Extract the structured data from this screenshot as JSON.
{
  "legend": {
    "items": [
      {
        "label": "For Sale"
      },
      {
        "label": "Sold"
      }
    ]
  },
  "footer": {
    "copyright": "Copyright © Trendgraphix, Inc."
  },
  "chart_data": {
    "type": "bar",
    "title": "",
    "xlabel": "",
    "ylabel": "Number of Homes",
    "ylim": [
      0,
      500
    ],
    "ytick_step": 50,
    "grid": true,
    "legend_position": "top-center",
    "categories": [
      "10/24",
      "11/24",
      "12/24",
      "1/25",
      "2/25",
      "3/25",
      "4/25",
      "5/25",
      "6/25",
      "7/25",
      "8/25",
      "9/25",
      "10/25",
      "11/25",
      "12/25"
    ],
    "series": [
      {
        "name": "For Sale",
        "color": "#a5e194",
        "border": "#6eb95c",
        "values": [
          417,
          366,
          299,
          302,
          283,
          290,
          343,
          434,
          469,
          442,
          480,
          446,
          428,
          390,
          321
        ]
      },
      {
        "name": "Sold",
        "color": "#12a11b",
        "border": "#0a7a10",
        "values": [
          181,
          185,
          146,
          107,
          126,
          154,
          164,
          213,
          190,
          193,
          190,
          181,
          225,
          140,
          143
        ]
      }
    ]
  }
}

====

**GOAL OF THE EXERCISE**
Every line above should be retyped exactly as given.

**WRITTEN ANSWER**
Extract the structured data from this screenshot as JSON.
{
  "legend": {
    "items": [
      {
        "label": "For Sale"
      },
      {
        "label": "Sold"
      }
    ]
  },
  "footer": {
    "copyright": "Copyright © Trendgraphix, Inc."
  },
  "chart_data": {
    "type": "bar",
    "title": "",
    "xlabel": "",
    "ylabel": "Number of Homes",
    "ylim": [
      0,
      500
    ],
    "ytick_step": 50,
    "grid": true,
    "legend_position": "top-center",
    "categories": [
      "10/24",
      "11/24",
      "12/24",
      "1/25",
      "2/25",
      "3/25",
      "4/25",
      "5/25",
      "6/25",
      "7/25",
      "8/25",
      "9/25",
      "10/25",
      "11/25",
      "12/25"
    ],
    "series": [
      {
        "name": "For Sale",
        "color": "#a5e194",
        "border": "#6eb95c",
        "values": [
          417,
          366,
          299,
          302,
          283,
          290,
          343,
          434,
          469,
          442,
          480,
          446,
          428,
          390,
          321
        ]
      },
      {
        "name": "Sold",
        "color": "#12a11b",
        "border": "#0a7a10",
        "values": [
          181,
          185,
          146,
          107,
          126,
          154,
          164,
          213,
          190,
          193,
          190,
          181,
          225,
          140,
          143
        ]
      }
    ]
  }
}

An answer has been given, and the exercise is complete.